■ **Description of the task**: Print exactly the lines from the line with "What's the underlying" to the last line of the data, please, both included.

■ **Material for this exercise**:
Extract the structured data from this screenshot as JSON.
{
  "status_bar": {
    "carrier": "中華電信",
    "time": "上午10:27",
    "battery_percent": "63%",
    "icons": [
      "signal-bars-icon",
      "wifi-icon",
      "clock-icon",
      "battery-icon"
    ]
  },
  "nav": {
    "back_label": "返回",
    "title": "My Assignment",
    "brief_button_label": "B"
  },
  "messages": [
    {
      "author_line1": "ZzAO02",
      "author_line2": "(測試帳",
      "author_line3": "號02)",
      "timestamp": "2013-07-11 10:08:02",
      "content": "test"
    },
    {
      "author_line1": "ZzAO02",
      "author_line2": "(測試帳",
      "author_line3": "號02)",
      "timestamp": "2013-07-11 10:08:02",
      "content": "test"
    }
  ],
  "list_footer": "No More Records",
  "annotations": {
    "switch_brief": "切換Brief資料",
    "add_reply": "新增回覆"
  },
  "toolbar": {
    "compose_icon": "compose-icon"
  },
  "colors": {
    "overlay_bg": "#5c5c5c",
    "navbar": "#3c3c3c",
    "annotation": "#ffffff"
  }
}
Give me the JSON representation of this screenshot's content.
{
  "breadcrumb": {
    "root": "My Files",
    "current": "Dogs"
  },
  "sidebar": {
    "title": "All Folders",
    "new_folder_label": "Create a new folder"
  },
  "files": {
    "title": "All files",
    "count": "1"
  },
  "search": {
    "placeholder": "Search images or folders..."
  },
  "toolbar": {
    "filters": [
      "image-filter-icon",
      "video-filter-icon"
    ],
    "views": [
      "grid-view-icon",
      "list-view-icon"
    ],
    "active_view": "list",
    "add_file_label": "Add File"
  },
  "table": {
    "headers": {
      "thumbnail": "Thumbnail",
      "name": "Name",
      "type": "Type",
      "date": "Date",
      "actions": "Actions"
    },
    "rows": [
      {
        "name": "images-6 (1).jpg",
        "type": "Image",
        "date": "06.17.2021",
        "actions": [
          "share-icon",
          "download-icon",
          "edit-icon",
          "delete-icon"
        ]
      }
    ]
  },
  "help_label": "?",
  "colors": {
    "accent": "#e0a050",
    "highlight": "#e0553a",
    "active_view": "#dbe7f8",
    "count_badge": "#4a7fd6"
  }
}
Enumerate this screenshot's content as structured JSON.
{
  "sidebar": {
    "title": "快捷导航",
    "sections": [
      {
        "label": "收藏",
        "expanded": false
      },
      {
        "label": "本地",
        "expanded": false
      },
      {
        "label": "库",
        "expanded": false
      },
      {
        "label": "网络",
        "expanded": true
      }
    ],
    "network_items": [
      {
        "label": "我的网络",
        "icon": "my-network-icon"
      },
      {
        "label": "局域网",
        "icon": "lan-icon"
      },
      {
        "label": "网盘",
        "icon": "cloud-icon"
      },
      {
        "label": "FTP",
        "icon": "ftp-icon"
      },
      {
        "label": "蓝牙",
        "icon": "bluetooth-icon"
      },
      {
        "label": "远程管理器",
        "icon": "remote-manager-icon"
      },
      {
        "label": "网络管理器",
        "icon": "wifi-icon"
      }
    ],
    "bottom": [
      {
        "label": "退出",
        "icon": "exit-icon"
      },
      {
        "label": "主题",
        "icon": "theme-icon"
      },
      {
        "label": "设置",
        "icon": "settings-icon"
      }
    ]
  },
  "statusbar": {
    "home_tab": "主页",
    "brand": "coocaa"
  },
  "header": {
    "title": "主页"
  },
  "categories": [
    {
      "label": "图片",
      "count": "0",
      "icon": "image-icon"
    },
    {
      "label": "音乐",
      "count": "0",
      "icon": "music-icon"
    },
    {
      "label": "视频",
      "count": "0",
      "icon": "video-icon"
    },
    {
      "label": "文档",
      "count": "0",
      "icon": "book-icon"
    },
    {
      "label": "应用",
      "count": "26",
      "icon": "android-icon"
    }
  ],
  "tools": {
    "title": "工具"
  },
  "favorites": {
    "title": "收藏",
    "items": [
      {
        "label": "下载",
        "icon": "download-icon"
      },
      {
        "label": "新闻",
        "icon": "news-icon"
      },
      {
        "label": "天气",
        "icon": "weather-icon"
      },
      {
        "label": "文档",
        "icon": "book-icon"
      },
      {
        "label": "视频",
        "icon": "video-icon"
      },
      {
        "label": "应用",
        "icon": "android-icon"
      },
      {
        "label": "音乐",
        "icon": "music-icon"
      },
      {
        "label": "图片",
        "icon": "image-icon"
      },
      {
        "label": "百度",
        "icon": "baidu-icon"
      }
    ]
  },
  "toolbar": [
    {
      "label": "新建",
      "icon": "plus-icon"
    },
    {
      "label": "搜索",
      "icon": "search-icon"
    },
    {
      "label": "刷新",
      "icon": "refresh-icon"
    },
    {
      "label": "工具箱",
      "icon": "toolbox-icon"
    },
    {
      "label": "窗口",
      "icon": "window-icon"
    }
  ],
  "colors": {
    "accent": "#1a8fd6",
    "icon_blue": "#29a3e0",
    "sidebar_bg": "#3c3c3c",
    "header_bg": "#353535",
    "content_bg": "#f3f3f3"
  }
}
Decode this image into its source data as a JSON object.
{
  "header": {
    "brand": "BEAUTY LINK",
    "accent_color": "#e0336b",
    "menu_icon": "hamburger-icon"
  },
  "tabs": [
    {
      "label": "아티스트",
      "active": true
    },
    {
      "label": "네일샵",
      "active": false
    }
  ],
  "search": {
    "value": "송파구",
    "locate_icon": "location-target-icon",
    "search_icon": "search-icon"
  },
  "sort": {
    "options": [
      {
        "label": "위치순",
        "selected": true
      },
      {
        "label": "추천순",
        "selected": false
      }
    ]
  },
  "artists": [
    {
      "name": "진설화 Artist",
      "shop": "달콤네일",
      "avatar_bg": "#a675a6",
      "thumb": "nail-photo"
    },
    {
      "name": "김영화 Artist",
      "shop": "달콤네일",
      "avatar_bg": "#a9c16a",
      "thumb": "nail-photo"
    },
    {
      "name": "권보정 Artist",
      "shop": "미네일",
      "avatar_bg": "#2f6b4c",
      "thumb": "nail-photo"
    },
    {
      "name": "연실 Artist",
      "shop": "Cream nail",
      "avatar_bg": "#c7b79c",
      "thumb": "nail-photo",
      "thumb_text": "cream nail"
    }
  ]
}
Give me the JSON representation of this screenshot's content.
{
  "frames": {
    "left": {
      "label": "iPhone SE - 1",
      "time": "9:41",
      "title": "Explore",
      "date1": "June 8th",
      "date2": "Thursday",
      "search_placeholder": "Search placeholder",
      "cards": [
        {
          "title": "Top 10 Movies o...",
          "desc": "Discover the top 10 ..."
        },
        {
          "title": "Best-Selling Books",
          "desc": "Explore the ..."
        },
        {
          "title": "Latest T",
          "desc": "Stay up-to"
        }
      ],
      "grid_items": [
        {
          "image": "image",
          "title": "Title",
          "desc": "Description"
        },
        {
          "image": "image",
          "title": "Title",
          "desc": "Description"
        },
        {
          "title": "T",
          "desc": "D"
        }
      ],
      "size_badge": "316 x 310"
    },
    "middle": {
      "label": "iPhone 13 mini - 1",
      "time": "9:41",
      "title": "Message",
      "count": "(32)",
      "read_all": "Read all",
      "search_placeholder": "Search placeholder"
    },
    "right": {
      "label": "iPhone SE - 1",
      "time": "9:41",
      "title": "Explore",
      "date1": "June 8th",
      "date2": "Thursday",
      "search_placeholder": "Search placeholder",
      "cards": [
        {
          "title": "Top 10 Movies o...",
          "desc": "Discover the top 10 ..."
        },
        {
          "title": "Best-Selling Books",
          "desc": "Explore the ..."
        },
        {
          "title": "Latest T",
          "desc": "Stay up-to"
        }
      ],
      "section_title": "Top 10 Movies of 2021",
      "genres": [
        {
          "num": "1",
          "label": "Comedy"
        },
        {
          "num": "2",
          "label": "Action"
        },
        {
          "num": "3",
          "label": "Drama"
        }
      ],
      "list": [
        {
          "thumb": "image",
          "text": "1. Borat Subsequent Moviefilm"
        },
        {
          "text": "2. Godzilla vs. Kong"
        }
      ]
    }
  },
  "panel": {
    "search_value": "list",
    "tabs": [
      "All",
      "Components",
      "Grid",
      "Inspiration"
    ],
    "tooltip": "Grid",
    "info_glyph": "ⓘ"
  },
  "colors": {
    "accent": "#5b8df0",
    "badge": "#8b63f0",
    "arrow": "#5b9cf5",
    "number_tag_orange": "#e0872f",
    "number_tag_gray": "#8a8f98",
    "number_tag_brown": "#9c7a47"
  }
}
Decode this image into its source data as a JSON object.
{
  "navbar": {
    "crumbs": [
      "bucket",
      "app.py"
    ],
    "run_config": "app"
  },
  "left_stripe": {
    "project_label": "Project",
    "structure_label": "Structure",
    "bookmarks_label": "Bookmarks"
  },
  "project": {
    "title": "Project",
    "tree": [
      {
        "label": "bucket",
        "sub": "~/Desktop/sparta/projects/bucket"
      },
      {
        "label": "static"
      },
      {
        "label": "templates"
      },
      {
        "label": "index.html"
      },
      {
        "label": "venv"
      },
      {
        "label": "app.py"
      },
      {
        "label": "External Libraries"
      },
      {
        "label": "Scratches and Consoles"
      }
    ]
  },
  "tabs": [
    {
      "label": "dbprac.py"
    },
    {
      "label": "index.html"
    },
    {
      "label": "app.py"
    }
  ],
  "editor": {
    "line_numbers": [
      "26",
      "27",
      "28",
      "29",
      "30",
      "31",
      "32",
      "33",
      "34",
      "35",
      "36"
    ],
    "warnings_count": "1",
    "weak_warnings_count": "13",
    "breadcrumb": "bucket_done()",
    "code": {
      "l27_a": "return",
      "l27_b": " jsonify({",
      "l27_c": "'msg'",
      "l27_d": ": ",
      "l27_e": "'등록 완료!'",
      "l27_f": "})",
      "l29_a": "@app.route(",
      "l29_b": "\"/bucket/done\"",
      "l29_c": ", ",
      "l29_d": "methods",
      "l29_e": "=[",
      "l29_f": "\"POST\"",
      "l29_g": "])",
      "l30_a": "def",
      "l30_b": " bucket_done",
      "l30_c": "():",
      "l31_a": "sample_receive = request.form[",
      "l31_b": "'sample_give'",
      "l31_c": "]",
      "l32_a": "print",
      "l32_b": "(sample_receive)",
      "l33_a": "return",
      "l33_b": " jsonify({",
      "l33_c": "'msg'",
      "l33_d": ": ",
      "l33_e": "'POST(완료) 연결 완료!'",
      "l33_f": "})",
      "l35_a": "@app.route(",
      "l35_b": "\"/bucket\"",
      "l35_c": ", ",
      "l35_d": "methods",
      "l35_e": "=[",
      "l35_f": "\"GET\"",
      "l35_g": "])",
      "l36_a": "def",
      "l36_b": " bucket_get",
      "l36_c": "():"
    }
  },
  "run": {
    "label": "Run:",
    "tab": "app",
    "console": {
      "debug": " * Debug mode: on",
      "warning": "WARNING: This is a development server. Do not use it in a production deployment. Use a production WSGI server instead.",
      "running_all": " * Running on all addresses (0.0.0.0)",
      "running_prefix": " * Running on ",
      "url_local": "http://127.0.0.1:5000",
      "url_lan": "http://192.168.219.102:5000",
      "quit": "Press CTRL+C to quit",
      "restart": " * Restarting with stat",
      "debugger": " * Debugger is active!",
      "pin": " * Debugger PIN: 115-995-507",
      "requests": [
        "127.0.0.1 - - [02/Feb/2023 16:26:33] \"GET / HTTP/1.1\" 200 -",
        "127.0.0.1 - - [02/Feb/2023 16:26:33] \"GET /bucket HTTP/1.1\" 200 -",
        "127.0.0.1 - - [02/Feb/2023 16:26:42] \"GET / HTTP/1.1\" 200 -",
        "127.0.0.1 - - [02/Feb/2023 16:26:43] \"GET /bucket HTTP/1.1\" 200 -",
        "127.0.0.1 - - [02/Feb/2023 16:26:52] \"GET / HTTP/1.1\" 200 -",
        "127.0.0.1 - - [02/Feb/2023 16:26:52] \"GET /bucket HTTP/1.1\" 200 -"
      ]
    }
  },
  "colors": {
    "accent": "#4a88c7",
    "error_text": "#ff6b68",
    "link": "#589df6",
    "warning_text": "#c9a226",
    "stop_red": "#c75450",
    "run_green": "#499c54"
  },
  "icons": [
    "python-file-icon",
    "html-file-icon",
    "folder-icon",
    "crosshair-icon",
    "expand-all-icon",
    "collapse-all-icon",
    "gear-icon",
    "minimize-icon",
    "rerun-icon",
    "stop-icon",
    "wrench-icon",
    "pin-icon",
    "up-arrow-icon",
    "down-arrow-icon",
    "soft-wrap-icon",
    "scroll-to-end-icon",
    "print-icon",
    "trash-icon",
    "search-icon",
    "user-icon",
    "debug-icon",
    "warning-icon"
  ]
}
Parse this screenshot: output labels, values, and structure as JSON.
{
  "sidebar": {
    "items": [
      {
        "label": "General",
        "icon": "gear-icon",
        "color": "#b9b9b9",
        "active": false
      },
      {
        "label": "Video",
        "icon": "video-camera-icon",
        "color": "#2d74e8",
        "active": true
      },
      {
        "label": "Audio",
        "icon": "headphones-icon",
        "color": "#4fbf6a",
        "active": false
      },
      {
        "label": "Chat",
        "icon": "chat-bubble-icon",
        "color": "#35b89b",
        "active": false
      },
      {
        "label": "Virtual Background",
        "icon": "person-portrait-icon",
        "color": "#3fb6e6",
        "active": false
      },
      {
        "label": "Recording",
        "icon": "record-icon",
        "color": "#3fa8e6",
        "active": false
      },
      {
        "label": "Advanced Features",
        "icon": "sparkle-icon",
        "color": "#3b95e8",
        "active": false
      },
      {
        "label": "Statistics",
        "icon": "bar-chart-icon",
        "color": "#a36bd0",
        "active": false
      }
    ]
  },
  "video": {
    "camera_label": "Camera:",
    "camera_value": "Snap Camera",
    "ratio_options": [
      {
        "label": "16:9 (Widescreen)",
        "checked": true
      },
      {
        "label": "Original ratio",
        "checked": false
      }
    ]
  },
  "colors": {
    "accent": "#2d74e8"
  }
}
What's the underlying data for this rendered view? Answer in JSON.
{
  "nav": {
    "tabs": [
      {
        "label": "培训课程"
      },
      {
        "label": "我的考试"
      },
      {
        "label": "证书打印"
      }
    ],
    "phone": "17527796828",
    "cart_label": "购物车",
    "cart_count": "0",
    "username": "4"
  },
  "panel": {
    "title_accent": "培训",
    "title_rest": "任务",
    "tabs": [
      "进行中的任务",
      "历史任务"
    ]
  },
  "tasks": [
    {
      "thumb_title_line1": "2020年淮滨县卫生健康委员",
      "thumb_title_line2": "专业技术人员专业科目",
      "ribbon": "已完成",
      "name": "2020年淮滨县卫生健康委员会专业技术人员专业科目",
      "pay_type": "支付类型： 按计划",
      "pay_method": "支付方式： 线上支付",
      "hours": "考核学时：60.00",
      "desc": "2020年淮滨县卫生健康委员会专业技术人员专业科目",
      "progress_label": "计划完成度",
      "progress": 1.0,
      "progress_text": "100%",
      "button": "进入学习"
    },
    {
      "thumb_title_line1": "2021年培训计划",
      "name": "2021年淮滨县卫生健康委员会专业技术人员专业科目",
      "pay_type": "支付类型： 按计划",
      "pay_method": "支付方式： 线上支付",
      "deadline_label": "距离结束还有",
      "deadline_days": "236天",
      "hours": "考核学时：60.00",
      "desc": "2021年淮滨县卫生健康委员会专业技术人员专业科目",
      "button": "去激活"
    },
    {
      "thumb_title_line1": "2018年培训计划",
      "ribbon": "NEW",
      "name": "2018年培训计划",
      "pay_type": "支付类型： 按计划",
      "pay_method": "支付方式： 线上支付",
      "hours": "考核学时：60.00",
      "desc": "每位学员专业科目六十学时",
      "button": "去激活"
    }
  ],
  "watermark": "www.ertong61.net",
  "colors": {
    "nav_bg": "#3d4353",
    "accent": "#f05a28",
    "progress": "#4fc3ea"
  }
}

■ **The response**:
What's the underlying data for this rendered view? Answer in JSON.
{
  "nav": {
    "tabs": [
      {
        "label": "培训课程"
      },
      {
        "label": "我的考试"
      },
      {
        "label": "证书打印"
      }
    ],
    "phone": "17527796828",
    "cart_label": "购物车",
    "cart_count": "0",
    "username": "4"
  },
  "panel": {
    "title_accent": "培训",
    "title_rest": "任务",
    "tabs": [
      "进行中的任务",
      "历史任务"
    ]
  },
  "tasks": [
    {
      "thumb_title_line1": "2020年淮滨县卫生健康委员",
      "thumb_title_line2": "专业技术人员专业科目",
      "ribbon": "已完成",
      "name": "2020年淮滨县卫生健康委员会专业技术人员专业科目",
      "pay_type": "支付类型： 按计划",
      "pay_method": "支付方式： 线上支付",
      "hours": "考核学时：60.00",
      "desc": "2020年淮滨县卫生健康委员会专业技术人员专业科目",
      "progress_label": "计划完成度",
      "progress": 1.0,
      "progress_text": "100%",
      "button": "进入学习"
    },
    {
      "thumb_title_line1": "2021年培训计划",
      "name": "2021年淮滨县卫生健康委员会专业技术人员专业科目",
      "pay_type": "支付类型： 按计划",
      "pay_method": "支付方式： 线上支付",
      "deadline_label": "距离结束还有",
      "deadline_days": "236天",
      "hours": "考核学时：60.00",
      "desc": "2021年淮滨县卫生健康委员会专业技术人员专业科目",
      "button": "去激活"
    },
    {
      "thumb_title_line1": "2018年培训计划",
      "ribbon": "NEW",
      "name": "2018年培训计划",
      "pay_type": "支付类型： 按计划",
      "pay_method": "支付方式： 线上支付",
      "hours": "考核学时：60.00",
      "desc": "每位学员专业科目六十学时",
      "button": "去激活"
    }
  ],
  "watermark": "www.ertong61.net",
  "colors": {
    "nav_bg": "#3d4353",
    "accent": "#f05a28",
    "progress": "#4fc3ea"
  }
}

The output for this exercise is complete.